## PROVIDED MATERIAL
★ ★ ★ ★ ★
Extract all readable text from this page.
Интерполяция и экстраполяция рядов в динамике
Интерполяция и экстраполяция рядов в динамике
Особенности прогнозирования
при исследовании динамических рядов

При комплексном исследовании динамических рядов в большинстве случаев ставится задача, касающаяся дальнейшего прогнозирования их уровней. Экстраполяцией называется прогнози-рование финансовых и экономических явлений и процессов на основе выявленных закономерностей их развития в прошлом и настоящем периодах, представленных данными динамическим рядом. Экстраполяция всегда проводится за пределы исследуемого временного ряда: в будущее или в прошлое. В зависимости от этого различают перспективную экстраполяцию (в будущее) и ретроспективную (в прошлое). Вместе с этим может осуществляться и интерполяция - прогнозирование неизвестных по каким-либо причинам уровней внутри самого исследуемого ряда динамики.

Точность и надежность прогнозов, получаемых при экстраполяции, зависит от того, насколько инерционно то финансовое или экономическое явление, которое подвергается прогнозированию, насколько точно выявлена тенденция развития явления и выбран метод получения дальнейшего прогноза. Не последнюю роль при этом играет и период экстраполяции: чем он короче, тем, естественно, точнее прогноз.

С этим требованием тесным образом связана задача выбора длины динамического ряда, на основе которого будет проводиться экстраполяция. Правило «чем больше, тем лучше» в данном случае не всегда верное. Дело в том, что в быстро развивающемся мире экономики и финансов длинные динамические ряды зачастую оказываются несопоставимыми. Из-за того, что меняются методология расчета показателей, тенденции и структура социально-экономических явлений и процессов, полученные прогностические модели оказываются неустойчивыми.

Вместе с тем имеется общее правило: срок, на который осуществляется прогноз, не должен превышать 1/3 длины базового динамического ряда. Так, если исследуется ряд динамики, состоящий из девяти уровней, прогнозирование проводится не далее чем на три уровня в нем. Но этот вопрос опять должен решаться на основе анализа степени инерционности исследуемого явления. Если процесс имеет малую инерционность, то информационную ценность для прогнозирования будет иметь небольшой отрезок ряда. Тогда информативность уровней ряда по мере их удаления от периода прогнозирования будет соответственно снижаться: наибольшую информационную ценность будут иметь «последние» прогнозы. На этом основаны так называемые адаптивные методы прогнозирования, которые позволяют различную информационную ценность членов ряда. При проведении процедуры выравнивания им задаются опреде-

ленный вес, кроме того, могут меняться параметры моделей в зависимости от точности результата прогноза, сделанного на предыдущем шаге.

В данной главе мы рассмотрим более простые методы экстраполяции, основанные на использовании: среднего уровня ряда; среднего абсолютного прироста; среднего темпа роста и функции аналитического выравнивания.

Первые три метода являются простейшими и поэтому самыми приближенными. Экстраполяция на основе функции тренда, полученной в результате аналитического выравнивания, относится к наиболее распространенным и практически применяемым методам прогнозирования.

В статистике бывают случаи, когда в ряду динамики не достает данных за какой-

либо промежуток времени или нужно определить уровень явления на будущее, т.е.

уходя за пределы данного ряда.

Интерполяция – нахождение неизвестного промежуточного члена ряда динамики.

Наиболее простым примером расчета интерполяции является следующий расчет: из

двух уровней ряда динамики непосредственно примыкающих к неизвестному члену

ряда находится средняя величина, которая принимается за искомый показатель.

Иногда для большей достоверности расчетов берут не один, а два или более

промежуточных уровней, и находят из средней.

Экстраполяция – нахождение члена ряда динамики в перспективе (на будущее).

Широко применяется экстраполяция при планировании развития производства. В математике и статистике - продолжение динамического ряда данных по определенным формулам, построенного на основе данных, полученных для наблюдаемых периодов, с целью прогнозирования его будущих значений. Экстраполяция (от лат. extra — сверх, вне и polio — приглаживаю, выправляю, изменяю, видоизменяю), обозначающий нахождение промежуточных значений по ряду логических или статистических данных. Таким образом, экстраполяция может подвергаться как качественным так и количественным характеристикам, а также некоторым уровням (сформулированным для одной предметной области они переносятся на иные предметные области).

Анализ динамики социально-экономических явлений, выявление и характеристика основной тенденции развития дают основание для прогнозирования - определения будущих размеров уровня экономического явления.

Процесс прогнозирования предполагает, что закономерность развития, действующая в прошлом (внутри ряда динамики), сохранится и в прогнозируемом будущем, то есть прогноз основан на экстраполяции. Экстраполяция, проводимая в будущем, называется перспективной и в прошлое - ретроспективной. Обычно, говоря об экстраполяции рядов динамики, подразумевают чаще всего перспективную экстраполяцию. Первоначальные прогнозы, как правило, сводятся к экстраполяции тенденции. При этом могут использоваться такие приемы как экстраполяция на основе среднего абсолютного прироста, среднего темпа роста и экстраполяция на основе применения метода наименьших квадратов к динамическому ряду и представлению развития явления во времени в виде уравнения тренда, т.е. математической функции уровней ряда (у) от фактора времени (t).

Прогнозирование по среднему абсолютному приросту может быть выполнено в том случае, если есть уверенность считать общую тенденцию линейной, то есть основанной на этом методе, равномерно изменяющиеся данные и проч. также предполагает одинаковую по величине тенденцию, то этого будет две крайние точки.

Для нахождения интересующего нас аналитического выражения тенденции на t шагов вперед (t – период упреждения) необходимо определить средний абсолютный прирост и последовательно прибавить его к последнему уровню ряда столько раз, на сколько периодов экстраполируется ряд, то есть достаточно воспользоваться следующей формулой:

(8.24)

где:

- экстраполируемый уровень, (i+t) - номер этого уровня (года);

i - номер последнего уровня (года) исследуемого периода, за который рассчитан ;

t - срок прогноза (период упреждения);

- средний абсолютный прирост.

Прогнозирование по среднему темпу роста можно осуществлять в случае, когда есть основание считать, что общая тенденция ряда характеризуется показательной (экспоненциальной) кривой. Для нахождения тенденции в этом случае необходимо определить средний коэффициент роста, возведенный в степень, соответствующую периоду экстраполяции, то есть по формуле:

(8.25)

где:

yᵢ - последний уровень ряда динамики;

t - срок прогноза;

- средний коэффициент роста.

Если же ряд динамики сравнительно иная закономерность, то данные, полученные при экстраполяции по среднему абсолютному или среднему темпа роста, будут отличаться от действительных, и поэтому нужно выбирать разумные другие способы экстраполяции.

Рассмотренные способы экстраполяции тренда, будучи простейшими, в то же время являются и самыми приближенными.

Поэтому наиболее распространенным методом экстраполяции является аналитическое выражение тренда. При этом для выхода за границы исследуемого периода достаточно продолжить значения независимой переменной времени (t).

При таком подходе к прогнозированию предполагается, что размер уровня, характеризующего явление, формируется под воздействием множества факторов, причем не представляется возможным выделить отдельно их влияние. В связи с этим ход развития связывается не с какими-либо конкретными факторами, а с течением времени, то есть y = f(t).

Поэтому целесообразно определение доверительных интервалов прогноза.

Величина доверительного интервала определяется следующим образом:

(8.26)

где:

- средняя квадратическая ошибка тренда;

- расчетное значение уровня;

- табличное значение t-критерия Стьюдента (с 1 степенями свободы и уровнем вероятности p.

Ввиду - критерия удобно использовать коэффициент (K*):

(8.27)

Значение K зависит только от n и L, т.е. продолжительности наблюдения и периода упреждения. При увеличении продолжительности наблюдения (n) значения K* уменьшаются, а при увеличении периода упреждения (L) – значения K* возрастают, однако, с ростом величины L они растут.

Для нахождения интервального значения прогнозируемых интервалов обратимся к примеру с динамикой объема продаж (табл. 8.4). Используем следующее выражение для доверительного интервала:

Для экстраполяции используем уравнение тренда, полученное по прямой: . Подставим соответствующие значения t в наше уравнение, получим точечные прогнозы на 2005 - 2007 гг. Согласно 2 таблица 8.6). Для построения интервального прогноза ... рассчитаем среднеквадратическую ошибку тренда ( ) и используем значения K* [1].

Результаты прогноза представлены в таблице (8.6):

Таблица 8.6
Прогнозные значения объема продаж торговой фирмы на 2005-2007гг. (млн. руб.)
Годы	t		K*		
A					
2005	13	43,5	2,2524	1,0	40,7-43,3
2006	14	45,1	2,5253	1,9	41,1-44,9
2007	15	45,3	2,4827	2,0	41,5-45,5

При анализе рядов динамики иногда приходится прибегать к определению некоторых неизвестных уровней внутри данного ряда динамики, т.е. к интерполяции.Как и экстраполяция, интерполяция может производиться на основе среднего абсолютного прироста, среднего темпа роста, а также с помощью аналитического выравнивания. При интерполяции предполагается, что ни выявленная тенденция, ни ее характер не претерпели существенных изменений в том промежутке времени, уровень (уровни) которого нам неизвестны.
★ ★ ★ ★ ★
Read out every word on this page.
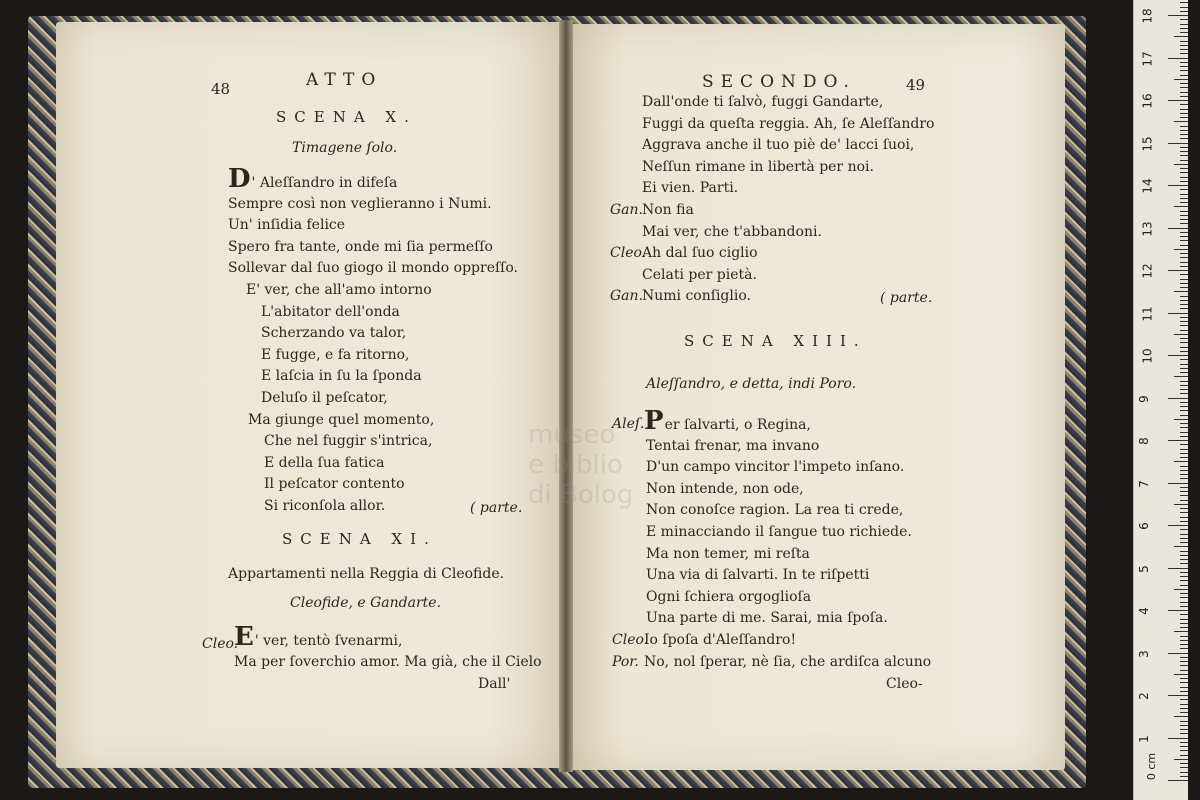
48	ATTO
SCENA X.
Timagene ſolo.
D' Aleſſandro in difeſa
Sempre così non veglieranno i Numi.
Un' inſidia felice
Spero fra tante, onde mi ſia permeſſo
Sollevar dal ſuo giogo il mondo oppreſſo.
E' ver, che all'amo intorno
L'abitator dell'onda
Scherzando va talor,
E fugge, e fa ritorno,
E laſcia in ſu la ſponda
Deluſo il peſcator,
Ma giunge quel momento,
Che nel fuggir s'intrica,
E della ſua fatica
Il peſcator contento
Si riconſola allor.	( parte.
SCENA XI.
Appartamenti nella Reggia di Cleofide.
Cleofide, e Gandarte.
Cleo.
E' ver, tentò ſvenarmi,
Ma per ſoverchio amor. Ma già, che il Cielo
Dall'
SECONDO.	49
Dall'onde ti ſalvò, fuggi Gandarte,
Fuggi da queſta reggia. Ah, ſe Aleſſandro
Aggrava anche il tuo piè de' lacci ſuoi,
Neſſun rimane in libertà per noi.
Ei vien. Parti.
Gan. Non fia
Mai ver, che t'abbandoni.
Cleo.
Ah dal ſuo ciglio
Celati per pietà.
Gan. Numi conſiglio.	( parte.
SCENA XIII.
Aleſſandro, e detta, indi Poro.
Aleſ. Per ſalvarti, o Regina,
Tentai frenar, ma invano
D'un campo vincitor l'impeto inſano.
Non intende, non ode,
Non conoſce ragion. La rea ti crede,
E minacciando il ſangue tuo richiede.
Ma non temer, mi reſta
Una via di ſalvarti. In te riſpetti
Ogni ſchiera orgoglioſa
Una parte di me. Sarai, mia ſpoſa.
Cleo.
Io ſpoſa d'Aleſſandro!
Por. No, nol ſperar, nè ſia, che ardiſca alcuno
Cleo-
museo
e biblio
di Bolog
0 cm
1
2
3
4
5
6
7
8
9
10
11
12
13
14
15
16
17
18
★ ★ ★ ★ ★
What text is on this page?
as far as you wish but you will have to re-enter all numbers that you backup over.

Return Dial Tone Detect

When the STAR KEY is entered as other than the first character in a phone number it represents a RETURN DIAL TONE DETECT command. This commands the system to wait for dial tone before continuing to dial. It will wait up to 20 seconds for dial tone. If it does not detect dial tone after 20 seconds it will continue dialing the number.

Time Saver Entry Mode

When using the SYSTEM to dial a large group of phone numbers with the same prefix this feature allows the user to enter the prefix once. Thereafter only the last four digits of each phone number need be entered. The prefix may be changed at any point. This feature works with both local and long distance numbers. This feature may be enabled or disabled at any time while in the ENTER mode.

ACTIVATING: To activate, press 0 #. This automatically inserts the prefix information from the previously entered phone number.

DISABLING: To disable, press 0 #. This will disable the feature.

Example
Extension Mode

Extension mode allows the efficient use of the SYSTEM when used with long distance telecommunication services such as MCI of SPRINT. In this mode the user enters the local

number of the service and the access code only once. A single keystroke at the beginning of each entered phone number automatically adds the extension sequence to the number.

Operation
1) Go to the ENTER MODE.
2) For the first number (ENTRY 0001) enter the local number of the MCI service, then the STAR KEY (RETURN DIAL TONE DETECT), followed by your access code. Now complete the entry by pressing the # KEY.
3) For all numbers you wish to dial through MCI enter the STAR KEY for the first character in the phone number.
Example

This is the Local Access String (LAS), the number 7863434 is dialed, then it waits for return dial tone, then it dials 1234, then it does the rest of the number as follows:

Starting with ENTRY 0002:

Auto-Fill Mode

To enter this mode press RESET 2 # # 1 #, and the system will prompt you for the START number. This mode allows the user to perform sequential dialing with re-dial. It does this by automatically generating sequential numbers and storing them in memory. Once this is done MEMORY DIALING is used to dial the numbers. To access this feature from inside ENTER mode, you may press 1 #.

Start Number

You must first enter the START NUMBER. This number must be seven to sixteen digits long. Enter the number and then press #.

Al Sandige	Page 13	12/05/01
★ ★ ★ ★ ★
## WHAT TO PRODUCE
Pull out every line of the entries that includes the word "интерполяции".

## RESULT OF THIS TASK
Наиболее простым примером расчета интерполяции является следующий расчет: из
При анализе рядов динамики иногда приходится прибегать к определению некоторых неизвестных уровней внутри данного ряда динамики, т.е. к интерполяции.Как и экстраполяция, интерполяция может производиться на основе среднего абсолютного прироста, среднего темпа роста, а также с помощью аналитического выравнивания. При интерполяции предполагается, что ни выявленная тенденция, ни ее характер не претерпели существенных изменений в том промежутке времени, уровень (уровни) которого нам неизвестны.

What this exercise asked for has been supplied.